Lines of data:

● ● ●

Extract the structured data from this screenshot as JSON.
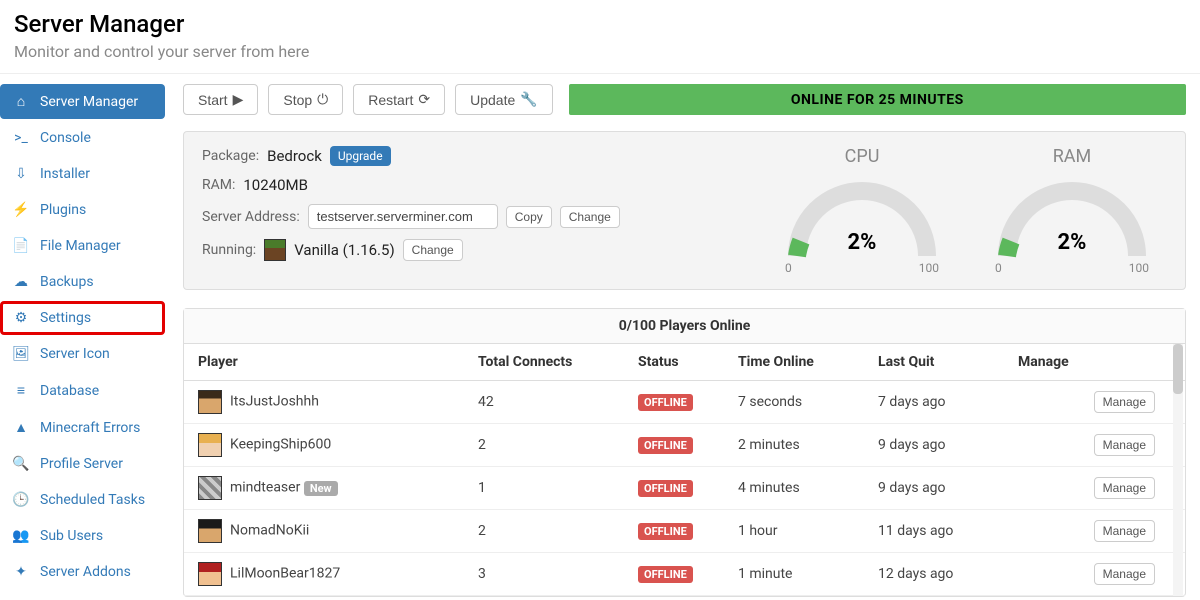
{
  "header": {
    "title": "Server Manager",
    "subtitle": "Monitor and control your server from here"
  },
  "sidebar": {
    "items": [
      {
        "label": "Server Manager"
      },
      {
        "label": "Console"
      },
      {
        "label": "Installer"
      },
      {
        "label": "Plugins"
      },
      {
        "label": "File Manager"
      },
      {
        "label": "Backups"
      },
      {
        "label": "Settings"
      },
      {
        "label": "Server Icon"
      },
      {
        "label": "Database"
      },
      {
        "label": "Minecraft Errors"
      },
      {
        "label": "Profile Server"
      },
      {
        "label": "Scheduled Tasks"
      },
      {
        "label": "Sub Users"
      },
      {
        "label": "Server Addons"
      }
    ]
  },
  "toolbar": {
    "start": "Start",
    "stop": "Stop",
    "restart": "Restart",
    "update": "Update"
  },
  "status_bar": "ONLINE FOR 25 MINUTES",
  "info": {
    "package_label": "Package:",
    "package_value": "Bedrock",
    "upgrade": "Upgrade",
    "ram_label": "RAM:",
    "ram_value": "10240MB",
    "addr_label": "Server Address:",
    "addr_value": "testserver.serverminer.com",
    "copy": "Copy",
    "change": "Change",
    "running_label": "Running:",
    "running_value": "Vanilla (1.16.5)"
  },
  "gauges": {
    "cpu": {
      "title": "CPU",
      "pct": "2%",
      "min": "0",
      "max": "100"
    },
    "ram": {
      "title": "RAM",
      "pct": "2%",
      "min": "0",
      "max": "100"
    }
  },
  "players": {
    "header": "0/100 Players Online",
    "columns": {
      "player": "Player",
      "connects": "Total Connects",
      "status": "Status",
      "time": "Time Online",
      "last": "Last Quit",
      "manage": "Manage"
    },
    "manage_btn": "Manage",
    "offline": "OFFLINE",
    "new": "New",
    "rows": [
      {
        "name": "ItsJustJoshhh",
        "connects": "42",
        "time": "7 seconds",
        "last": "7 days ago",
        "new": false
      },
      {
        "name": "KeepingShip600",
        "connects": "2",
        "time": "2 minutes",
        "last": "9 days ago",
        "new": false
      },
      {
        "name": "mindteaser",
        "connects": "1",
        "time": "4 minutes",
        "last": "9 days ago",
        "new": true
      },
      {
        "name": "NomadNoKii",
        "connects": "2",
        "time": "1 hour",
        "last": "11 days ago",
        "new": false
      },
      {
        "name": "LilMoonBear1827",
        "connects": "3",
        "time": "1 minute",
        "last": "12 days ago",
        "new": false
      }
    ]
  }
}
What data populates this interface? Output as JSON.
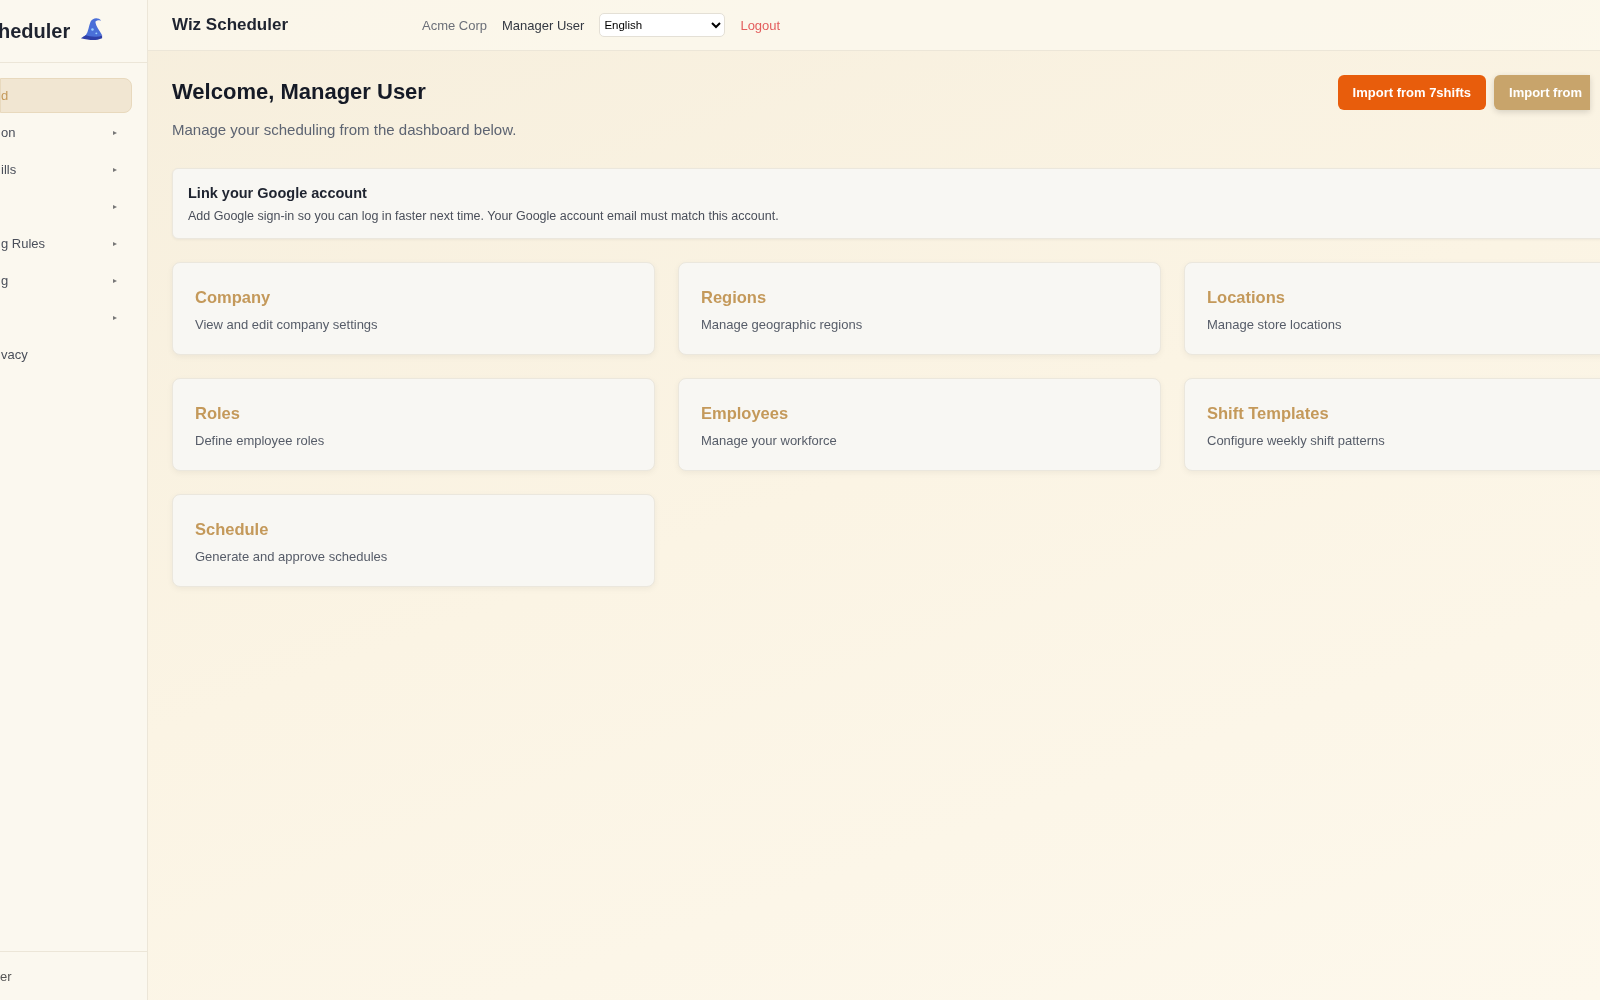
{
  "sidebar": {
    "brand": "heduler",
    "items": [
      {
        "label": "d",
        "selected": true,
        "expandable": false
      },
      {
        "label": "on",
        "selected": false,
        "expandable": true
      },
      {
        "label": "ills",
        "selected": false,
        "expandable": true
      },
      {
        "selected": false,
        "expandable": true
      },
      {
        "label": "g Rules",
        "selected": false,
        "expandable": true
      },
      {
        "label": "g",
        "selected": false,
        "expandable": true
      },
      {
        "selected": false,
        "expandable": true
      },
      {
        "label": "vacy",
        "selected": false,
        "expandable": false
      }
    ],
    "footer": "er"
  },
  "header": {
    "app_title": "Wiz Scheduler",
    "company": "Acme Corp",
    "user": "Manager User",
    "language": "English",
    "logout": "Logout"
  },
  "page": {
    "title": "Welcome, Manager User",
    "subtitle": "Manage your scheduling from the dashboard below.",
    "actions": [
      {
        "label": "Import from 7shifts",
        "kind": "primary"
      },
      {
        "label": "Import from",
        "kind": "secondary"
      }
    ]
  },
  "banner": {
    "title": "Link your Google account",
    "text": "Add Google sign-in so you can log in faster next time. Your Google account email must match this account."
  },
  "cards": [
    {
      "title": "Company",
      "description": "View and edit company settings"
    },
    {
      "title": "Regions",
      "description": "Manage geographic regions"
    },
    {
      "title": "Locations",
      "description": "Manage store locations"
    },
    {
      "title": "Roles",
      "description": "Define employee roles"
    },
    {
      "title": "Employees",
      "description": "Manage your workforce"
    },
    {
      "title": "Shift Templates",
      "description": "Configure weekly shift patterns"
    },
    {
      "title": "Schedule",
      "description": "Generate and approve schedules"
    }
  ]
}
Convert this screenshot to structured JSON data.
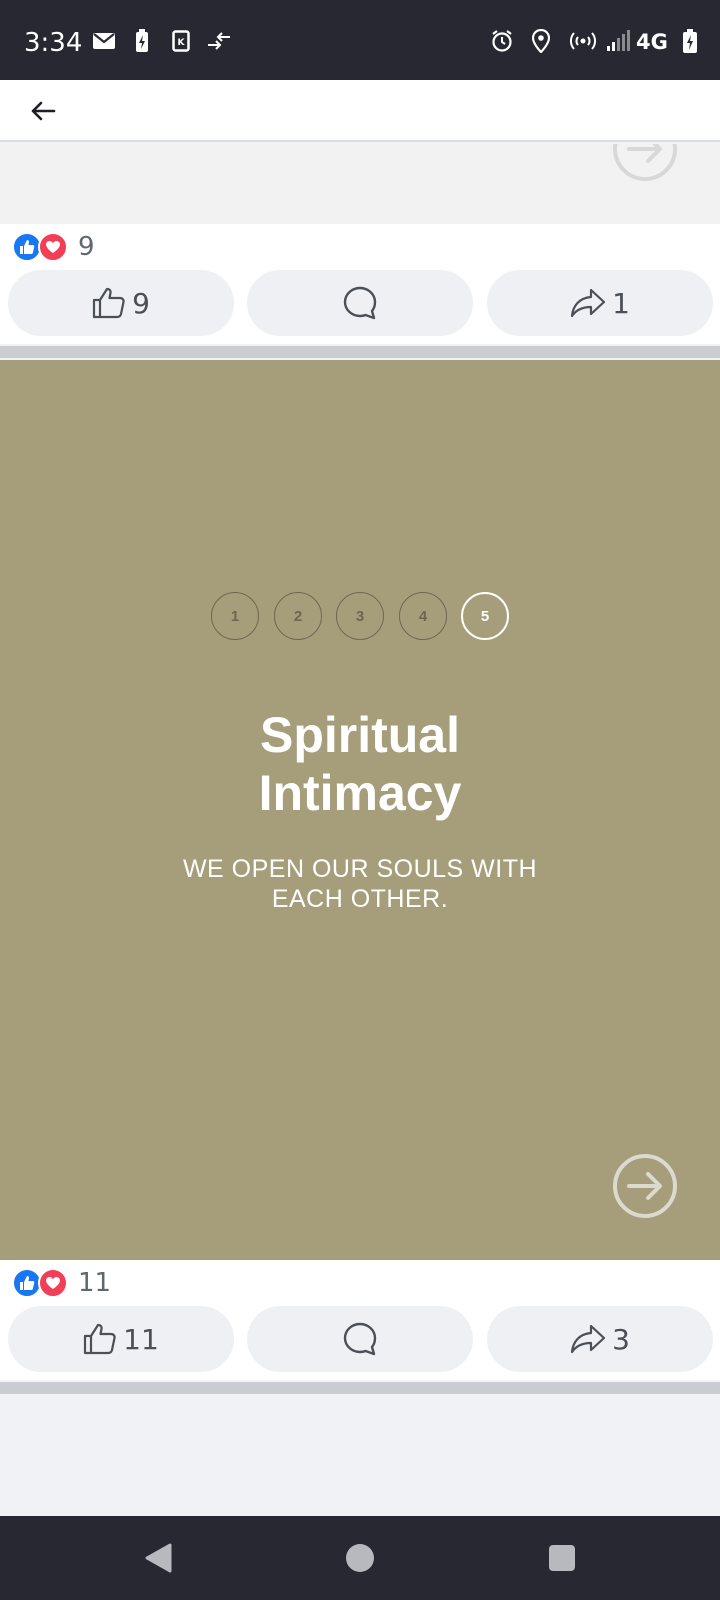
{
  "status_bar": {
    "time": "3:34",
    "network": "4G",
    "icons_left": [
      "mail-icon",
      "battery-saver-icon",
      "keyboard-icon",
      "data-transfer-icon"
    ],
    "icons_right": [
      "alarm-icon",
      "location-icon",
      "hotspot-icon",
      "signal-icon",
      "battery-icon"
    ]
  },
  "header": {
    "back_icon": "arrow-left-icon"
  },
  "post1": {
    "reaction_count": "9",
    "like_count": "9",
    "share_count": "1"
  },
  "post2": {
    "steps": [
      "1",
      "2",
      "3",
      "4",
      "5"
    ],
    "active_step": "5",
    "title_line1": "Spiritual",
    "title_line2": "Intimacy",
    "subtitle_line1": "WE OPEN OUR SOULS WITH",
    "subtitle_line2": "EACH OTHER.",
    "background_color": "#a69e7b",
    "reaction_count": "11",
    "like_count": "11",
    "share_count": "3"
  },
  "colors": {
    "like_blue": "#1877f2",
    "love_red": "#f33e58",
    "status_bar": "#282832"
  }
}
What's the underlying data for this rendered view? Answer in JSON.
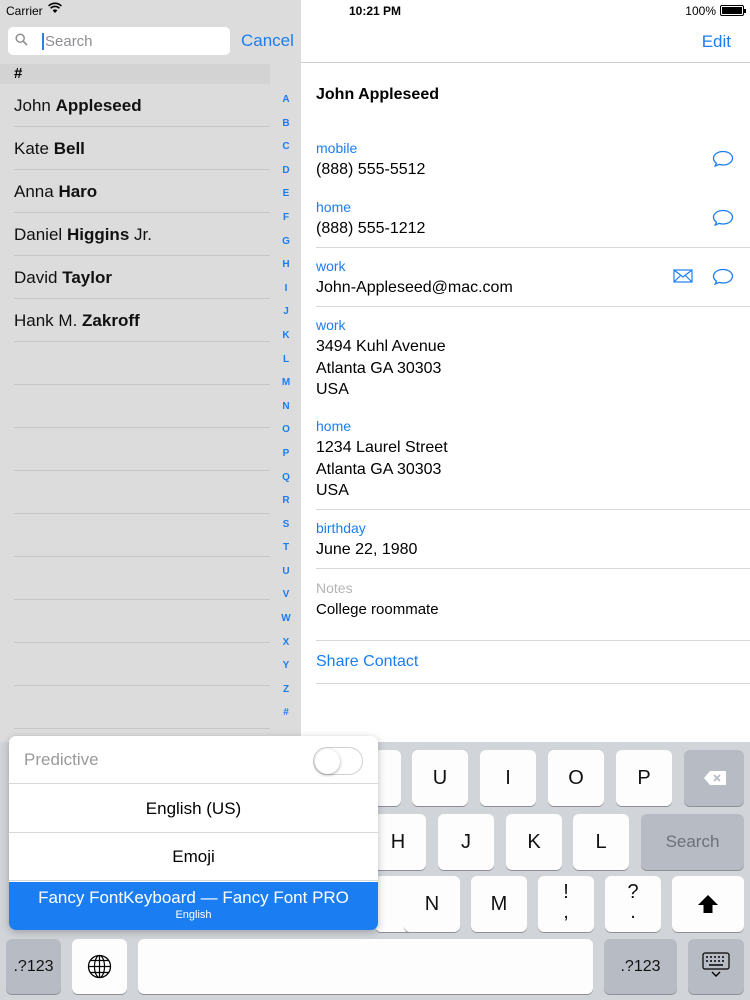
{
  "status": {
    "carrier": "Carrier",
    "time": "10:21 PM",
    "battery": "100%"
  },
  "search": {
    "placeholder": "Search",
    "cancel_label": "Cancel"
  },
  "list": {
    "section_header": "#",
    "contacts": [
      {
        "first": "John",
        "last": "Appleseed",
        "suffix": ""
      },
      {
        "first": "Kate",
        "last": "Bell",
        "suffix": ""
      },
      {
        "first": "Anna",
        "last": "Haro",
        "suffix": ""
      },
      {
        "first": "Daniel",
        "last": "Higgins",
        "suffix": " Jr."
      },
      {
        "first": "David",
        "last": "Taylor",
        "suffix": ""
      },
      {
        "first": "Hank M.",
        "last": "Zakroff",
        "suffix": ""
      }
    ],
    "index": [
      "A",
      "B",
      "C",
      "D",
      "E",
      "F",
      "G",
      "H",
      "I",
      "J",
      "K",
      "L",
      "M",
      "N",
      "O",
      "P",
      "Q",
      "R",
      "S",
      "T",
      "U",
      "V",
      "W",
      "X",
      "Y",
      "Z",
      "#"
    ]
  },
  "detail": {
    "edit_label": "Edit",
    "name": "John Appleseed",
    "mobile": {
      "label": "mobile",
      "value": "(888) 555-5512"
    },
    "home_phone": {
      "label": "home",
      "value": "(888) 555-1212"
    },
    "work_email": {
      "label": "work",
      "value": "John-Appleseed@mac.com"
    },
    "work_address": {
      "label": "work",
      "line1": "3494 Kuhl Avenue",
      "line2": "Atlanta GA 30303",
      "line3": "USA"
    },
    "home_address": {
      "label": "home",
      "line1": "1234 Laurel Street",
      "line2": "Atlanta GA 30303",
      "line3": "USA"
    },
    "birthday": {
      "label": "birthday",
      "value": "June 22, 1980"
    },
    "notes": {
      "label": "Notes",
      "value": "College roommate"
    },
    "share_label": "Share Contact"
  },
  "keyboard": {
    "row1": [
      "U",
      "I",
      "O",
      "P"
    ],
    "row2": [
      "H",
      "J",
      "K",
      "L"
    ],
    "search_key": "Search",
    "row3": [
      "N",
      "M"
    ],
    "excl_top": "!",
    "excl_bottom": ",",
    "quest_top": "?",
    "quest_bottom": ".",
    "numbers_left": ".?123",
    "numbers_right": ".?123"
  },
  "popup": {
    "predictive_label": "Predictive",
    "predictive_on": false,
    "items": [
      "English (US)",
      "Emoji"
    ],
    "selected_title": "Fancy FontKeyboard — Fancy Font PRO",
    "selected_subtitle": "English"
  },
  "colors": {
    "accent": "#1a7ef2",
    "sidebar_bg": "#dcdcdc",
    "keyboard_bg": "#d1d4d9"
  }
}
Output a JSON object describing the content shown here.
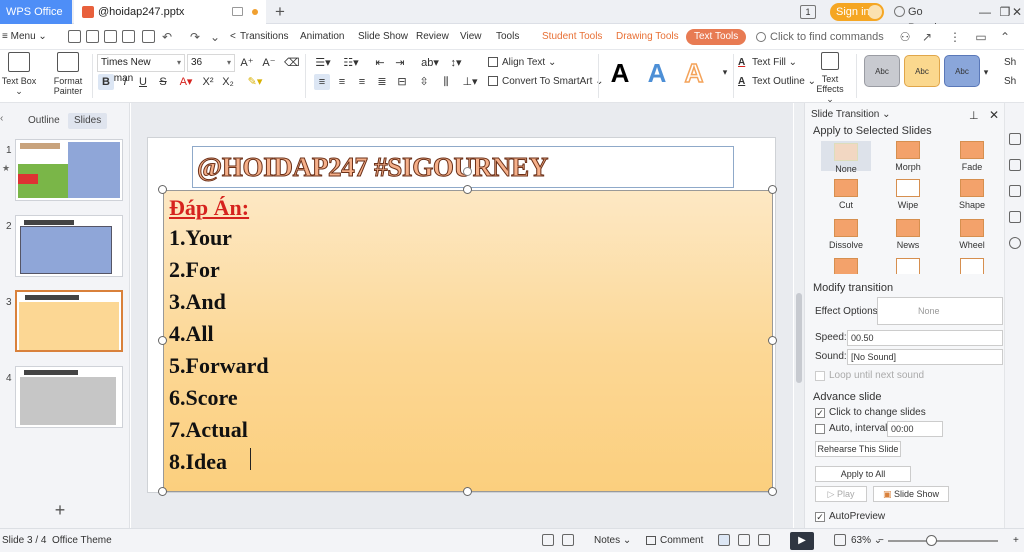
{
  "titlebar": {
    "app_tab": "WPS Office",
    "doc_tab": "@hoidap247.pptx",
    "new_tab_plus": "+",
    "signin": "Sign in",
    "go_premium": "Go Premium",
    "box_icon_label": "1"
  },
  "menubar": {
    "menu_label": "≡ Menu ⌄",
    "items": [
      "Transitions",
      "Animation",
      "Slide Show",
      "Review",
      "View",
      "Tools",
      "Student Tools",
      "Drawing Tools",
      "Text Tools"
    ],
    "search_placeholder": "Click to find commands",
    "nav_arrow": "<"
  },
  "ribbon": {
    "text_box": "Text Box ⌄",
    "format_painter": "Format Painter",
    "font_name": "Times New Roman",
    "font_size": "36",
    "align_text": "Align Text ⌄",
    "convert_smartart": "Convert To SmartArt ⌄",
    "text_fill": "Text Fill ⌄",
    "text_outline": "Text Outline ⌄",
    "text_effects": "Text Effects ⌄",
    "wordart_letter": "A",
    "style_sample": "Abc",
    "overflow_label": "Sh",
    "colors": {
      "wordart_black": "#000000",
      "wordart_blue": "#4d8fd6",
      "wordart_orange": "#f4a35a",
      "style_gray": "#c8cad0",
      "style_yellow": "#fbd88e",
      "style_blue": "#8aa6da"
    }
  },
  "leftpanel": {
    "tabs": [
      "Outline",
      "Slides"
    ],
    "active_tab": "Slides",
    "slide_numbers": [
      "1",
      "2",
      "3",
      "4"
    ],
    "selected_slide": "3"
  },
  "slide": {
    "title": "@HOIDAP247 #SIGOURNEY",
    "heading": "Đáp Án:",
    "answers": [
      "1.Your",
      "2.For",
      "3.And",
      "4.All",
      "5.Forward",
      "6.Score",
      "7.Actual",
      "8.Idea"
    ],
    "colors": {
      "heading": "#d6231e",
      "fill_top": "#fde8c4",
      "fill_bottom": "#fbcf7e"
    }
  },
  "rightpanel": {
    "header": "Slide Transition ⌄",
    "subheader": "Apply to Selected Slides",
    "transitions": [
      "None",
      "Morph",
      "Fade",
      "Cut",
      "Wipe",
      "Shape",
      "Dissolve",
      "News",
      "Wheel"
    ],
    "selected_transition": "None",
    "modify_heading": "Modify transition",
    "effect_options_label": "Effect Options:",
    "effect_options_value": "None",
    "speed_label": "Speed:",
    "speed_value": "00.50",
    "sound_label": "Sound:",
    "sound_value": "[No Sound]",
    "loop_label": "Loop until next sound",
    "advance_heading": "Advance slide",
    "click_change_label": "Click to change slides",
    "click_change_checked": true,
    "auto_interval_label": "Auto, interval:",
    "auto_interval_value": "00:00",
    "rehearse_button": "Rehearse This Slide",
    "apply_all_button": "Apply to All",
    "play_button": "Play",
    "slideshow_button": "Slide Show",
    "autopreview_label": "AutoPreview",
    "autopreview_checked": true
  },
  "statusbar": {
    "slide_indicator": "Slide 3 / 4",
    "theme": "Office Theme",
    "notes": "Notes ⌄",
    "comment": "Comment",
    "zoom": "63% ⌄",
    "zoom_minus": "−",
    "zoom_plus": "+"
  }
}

● ● ●

Given problem: Search the data for the string "John". List each line that has it.

Problem solution:
        "first": "John",
    "name": "John Appleseed",
      "value": "John-Appleseed@mac.com"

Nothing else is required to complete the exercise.